Exercise goal
Copy out each line containing "oder" from the entries below.

Data records
━━━━━━

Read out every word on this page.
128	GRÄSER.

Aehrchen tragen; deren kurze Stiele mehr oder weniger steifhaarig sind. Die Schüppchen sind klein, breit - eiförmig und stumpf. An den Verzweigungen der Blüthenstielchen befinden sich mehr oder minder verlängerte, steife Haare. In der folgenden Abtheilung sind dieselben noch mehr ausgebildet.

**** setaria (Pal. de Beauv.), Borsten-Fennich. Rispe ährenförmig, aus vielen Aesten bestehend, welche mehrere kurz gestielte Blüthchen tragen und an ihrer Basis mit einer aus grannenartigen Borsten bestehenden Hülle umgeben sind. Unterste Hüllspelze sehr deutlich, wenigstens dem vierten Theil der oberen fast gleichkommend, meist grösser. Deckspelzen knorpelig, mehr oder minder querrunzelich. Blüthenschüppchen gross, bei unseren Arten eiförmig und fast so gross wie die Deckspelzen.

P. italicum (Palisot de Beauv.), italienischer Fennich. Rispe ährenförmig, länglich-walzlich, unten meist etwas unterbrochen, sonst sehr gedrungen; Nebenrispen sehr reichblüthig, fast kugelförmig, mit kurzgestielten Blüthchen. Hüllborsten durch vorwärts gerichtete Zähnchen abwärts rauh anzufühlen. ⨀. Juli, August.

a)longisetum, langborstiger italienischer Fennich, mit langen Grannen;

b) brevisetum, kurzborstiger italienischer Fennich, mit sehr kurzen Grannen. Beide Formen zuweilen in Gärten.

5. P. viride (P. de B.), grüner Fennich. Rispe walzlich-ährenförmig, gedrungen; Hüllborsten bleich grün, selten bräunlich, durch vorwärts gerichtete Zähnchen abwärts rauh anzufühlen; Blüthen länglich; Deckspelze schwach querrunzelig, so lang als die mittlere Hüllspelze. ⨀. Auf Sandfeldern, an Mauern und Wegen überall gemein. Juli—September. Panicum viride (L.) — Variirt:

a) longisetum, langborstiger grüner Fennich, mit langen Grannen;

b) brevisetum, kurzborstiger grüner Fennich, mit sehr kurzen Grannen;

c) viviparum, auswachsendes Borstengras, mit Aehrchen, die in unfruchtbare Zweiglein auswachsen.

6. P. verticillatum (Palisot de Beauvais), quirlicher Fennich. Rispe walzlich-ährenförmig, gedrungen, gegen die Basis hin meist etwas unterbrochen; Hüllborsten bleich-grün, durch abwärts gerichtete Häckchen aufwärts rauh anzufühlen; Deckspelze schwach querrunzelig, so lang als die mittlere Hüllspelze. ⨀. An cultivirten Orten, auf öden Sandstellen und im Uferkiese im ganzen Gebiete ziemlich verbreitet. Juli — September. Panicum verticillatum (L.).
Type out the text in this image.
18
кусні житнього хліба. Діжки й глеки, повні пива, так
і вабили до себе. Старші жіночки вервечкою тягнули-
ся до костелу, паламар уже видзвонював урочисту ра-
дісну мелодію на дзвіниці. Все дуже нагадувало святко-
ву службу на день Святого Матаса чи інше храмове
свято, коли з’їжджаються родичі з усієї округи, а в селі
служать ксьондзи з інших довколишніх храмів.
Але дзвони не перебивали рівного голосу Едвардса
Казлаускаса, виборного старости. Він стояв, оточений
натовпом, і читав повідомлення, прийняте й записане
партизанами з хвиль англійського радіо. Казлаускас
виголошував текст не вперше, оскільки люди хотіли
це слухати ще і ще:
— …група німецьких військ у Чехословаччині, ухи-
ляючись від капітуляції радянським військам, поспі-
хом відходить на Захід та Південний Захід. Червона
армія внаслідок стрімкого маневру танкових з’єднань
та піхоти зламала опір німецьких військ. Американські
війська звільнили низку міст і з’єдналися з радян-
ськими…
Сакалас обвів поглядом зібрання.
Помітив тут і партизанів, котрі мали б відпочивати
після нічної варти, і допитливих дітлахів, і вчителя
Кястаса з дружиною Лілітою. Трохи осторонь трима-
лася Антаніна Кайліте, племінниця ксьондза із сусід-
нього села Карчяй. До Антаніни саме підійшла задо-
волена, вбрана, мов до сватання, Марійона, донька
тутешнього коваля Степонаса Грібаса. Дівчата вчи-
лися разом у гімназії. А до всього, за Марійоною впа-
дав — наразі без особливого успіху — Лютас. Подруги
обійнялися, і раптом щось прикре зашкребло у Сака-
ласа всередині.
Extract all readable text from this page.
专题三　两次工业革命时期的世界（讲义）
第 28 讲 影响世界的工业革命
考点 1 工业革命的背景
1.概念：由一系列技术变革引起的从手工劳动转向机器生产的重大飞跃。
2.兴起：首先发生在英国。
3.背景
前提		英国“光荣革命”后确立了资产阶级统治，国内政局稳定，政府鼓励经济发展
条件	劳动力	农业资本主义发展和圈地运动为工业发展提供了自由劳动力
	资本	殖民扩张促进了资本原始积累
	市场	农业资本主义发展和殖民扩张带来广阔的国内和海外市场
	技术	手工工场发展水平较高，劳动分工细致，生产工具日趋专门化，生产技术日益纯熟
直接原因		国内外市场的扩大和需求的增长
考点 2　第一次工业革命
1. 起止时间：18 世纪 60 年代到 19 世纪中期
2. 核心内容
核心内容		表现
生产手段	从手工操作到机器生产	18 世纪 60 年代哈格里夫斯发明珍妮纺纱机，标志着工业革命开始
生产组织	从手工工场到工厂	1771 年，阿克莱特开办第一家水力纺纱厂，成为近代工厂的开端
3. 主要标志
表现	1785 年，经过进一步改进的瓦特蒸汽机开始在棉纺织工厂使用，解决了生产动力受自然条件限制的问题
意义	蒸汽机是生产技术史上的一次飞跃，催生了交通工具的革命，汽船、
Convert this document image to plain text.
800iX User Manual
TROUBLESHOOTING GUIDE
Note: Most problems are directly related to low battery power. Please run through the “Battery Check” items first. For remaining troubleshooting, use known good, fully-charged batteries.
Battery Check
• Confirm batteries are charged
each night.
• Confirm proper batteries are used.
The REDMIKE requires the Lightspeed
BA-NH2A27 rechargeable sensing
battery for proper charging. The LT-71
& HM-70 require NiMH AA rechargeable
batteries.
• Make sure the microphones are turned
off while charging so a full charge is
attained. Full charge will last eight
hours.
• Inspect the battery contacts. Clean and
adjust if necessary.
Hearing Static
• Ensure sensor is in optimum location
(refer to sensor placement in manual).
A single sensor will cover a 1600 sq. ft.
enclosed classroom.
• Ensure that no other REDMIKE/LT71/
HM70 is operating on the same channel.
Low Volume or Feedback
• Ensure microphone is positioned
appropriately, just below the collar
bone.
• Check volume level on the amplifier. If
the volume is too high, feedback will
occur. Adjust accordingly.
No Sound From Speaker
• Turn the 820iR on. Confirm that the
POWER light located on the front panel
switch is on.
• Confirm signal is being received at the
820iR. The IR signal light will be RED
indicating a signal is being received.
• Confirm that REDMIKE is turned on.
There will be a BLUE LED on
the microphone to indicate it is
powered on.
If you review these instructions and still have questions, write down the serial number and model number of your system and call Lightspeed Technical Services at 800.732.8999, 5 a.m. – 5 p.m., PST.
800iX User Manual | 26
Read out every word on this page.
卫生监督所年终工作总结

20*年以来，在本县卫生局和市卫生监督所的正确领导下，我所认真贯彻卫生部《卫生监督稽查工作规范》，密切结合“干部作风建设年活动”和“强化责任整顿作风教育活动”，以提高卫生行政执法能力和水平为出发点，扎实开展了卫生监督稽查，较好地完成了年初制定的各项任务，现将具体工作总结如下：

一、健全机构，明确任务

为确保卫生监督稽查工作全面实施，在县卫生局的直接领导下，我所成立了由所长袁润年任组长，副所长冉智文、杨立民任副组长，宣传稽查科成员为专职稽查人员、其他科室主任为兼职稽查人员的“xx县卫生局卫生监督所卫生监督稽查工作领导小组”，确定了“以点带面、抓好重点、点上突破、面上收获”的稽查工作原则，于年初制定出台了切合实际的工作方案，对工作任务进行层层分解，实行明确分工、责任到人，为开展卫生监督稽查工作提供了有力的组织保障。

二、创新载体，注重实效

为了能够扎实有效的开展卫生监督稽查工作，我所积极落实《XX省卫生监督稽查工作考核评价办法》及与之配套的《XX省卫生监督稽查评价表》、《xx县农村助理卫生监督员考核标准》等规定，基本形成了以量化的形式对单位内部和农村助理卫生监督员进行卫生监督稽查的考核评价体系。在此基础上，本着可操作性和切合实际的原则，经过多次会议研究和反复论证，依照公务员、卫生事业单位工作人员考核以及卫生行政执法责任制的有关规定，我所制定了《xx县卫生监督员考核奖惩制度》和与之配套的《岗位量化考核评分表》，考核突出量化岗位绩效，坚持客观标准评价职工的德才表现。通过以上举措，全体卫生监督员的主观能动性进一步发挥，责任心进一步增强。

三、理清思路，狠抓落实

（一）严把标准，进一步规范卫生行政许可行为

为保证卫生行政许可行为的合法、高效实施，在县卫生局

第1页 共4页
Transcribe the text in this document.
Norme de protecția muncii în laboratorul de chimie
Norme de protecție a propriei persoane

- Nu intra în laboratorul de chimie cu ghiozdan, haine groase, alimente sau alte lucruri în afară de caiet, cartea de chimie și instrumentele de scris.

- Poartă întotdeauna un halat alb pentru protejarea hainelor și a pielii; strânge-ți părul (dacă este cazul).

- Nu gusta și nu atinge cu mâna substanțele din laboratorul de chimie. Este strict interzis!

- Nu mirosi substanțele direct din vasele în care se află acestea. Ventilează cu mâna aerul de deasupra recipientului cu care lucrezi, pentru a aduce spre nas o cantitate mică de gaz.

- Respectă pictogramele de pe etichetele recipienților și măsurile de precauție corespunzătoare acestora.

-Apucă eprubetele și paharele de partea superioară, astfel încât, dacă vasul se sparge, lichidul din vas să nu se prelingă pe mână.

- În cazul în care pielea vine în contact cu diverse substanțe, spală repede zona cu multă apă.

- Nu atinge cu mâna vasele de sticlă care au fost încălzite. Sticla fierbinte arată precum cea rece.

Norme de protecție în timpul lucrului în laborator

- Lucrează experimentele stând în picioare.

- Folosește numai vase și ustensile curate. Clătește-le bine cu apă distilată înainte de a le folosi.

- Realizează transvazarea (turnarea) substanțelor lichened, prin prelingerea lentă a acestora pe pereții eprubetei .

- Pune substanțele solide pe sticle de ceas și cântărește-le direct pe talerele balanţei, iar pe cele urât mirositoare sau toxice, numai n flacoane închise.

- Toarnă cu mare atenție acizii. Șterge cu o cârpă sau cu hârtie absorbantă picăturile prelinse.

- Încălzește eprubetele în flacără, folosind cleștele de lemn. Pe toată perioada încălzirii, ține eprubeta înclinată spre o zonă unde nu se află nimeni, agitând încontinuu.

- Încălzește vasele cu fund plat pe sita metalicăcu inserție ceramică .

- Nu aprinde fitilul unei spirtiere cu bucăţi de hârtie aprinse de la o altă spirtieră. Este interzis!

━━━━━━

Expected answer
Aehrchen tragen; deren kurze Stiele mehr oder weniger steifhaarig sind. Die Schüppchen sind klein, breit - eiförmig und stumpf. An den Verzweigungen der Blüthenstielchen befinden sich mehr oder minder verlängerte, steife Haare. In der folgenden Abtheilung sind dieselben noch mehr ausgebildet.
**** setaria (Pal. de Beauv.), Borsten-Fennich. Rispe ährenförmig, aus vielen Aesten bestehend, welche mehrere kurz gestielte Blüthchen tragen und an ihrer Basis mit einer aus grannenartigen Borsten bestehenden Hülle umgeben sind. Unterste Hüllspelze sehr deutlich, wenigstens dem vierten Theil der oberen fast gleichkommend, meist grösser. Deckspelzen knorpelig, mehr oder minder querrunzelich. Blüthenschüppchen gross, bei unseren Arten eiförmig und fast so gross wie die Deckspelzen.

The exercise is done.